--- begin ---

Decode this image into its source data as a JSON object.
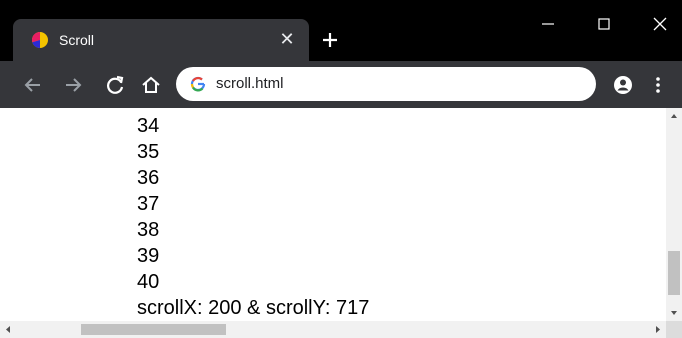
{
  "tab": {
    "title": "Scroll",
    "favicon": "pie-favicon-icon",
    "close_icon": "close-icon"
  },
  "newtab_icon": "plus-icon",
  "window_controls": [
    "minimize-icon",
    "maximize-icon",
    "close-icon"
  ],
  "toolbar": {
    "url": "scroll.html",
    "icons": [
      "back-arrow-icon",
      "forward-arrow-icon",
      "reload-icon",
      "home-icon",
      "google-g-icon",
      "profile-icon",
      "kebab-menu-icon"
    ]
  },
  "content": {
    "lines": [
      "34",
      "35",
      "36",
      "37",
      "38",
      "39",
      "40",
      "scrollX: 200 & scrollY: 717"
    ]
  },
  "colors": {
    "titlebar": "#000000",
    "toolbar": "#35363a",
    "tab": "#35363a",
    "omnibox": "#ffffff",
    "scrollbar_track": "#f1f1f1",
    "scrollbar_thumb": "#c1c1c1"
  }
}
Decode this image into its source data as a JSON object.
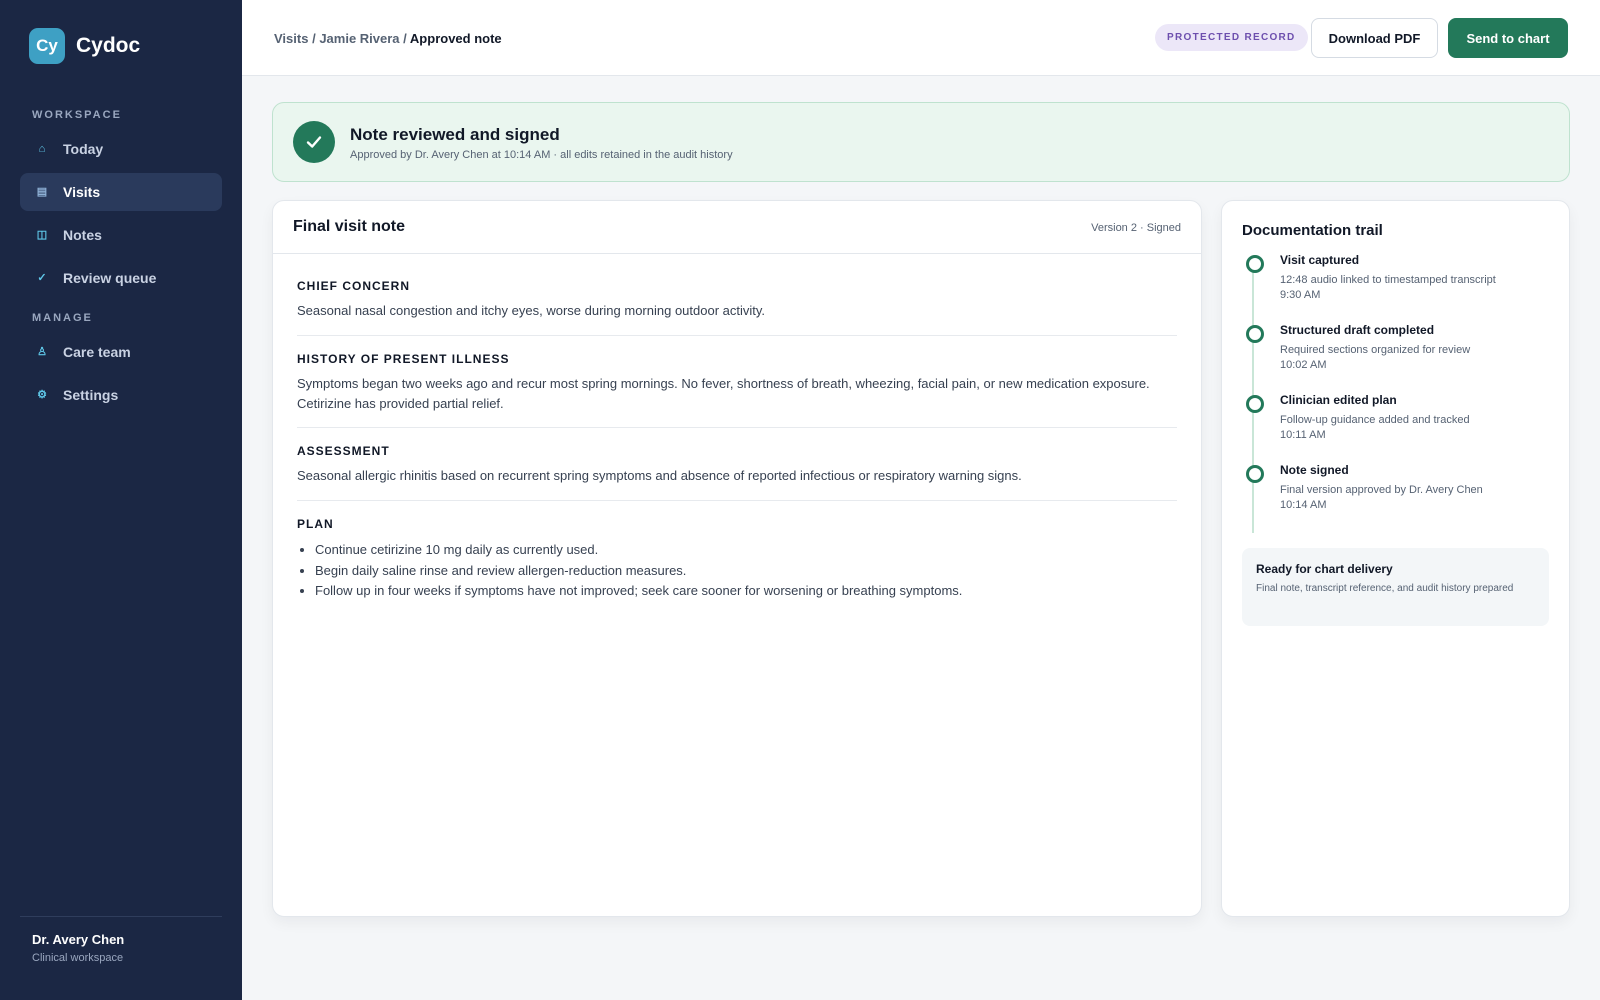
{
  "app": {
    "logo_text": "Cy",
    "name": "Cydoc"
  },
  "sidebar": {
    "sections": [
      {
        "label": "WORKSPACE",
        "items": [
          {
            "label": "Today",
            "icon": "home-icon"
          },
          {
            "label": "Visits",
            "icon": "list-icon",
            "active": true
          },
          {
            "label": "Notes",
            "icon": "notes-icon"
          },
          {
            "label": "Review queue",
            "icon": "check-icon"
          }
        ]
      },
      {
        "label": "MANAGE",
        "items": [
          {
            "label": "Care team",
            "icon": "people-icon"
          },
          {
            "label": "Settings",
            "icon": "gear-icon"
          }
        ]
      }
    ],
    "user": {
      "name": "Dr. Avery Chen",
      "role": "Clinical workspace"
    }
  },
  "header": {
    "breadcrumb": {
      "parts": [
        "Visits",
        "Jamie Rivera"
      ],
      "current": "Approved note"
    },
    "badge": "PROTECTED RECORD",
    "download_label": "Download PDF",
    "send_label": "Send to chart"
  },
  "banner": {
    "title": "Note reviewed and signed",
    "subtitle": "Approved by Dr. Avery Chen at 10:14 AM · all edits retained in the audit history"
  },
  "note": {
    "title": "Final visit note",
    "version": "Version 2 · Signed",
    "sections": [
      {
        "label": "CHIEF CONCERN",
        "text": "Seasonal nasal congestion and itchy eyes, worse during morning outdoor activity."
      },
      {
        "label": "HISTORY OF PRESENT ILLNESS",
        "text": "Symptoms began two weeks ago and recur most spring mornings. No fever, shortness of breath, wheezing, facial pain, or new medication exposure. Cetirizine has provided partial relief."
      },
      {
        "label": "ASSESSMENT",
        "text": "Seasonal allergic rhinitis based on recurrent spring symptoms and absence of reported infectious or respiratory warning signs."
      },
      {
        "label": "PLAN",
        "items": [
          "Continue cetirizine 10 mg daily as currently used.",
          "Begin daily saline rinse and review allergen-reduction measures.",
          "Follow up in four weeks if symptoms have not improved; seek care sooner for worsening or breathing symptoms."
        ]
      }
    ]
  },
  "trail": {
    "title": "Documentation trail",
    "events": [
      {
        "label": "Visit captured",
        "detail": "12:48 audio linked to timestamped transcript",
        "time": "9:30 AM"
      },
      {
        "label": "Structured draft completed",
        "detail": "Required sections organized for review",
        "time": "10:02 AM"
      },
      {
        "label": "Clinician edited plan",
        "detail": "Follow-up guidance added and tracked",
        "time": "10:11 AM"
      },
      {
        "label": "Note signed",
        "detail": "Final version approved by Dr. Avery Chen",
        "time": "10:14 AM"
      }
    ],
    "ready": {
      "title": "Ready for chart delivery",
      "detail": "Final note, transcript reference, and audit history prepared"
    }
  },
  "colors": {
    "sidebar_bg": "#1b2744",
    "accent_green": "#23795a",
    "logo_blue": "#3ea0c4",
    "badge_purple": "#6d4fae"
  }
}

--- end ---

SET PROBLEM: Print all of the entries word for word. Skip any images they contain.

TASK RESPONSE:
Decode this image into its source data as a JSON object.
{
  "tab": {
    "title": "Scroll",
    "favicon": "pie-favicon-icon",
    "close_icon": "close-icon"
  },
  "newtab_icon": "plus-icon",
  "window_controls": [
    "minimize-icon",
    "maximize-icon",
    "close-icon"
  ],
  "toolbar": {
    "url": "scroll.html",
    "icons": [
      "back-arrow-icon",
      "forward-arrow-icon",
      "reload-icon",
      "home-icon",
      "google-g-icon",
      "profile-icon",
      "kebab-menu-icon"
    ]
  },
  "content": {
    "lines": [
      "34",
      "35",
      "36",
      "37",
      "38",
      "39",
      "40",
      "scrollX: 200 & scrollY: 717"
    ]
  },
  "colors": {
    "titlebar": "#000000",
    "toolbar": "#35363a",
    "tab": "#35363a",
    "omnibox": "#ffffff",
    "scrollbar_track": "#f1f1f1",
    "scrollbar_thumb": "#c1c1c1"
  }
}
Decode this image into its source data as a JSON object.
{
  "app": {
    "logo_text": "Cy",
    "name": "Cydoc"
  },
  "sidebar": {
    "sections": [
      {
        "label": "WORKSPACE",
        "items": [
          {
            "label": "Today",
            "icon": "home-icon"
          },
          {
            "label": "Visits",
            "icon": "list-icon",
            "active": true
          },
          {
            "label": "Notes",
            "icon": "notes-icon"
          },
          {
            "label": "Review queue",
            "icon": "check-icon"
          }
        ]
      },
      {
        "label": "MANAGE",
        "items": [
          {
            "label": "Care team",
            "icon": "people-icon"
          },
          {
            "label": "Settings",
            "icon": "gear-icon"
          }
        ]
      }
    ],
    "user": {
      "name": "Dr. Avery Chen",
      "role": "Clinical workspace"
    }
  },
  "header": {
    "breadcrumb": {
      "parts": [
        "Visits",
        "Jamie Rivera"
      ],
      "current": "Approved note"
    },
    "badge": "PROTECTED RECORD",
    "download_label": "Download PDF",
    "send_label": "Send to chart"
  },
  "banner": {
    "title": "Note reviewed and signed",
    "subtitle": "Approved by Dr. Avery Chen at 10:14 AM · all edits retained in the audit history"
  },
  "note": {
    "title": "Final visit note",
    "version": "Version 2 · Signed",
    "sections": [
      {
        "label": "CHIEF CONCERN",
        "text": "Seasonal nasal congestion and itchy eyes, worse during morning outdoor activity."
      },
      {
        "label": "HISTORY OF PRESENT ILLNESS",
        "text": "Symptoms began two weeks ago and recur most spring mornings. No fever, shortness of breath, wheezing, facial pain, or new medication exposure. Cetirizine has provided partial relief."
      },
      {
        "label": "ASSESSMENT",
        "text": "Seasonal allergic rhinitis based on recurrent spring symptoms and absence of reported infectious or respiratory warning signs."
      },
      {
        "label": "PLAN",
        "items": [
          "Continue cetirizine 10 mg daily as currently used.",
          "Begin daily saline rinse and review allergen-reduction measures.",
          "Follow up in four weeks if symptoms have not improved; seek care sooner for worsening or breathing symptoms."
        ]
      }
    ]
  },
  "trail": {
    "title": "Documentation trail",
    "events": [
      {
        "label": "Visit captured",
        "detail": "12:48 audio linked to timestamped transcript",
        "time": "9:30 AM"
      },
      {
        "label": "Structured draft completed",
        "detail": "Required sections organized for review",
        "time": "10:02 AM"
      },
      {
        "label": "Clinician edited plan",
        "detail": "Follow-up guidance added and tracked",
        "time": "10:11 AM"
      },
      {
        "label": "Note signed",
        "detail": "Final version approved by Dr. Avery Chen",
        "time": "10:14 AM"
      }
    ],
    "ready": {
      "title": "Ready for chart delivery",
      "detail": "Final note, transcript reference, and audit history prepared"
    }
  },
  "colors": {
    "sidebar_bg": "#1b2744",
    "accent_green": "#23795a",
    "logo_blue": "#3ea0c4",
    "badge_purple": "#6d4fae"
  }
}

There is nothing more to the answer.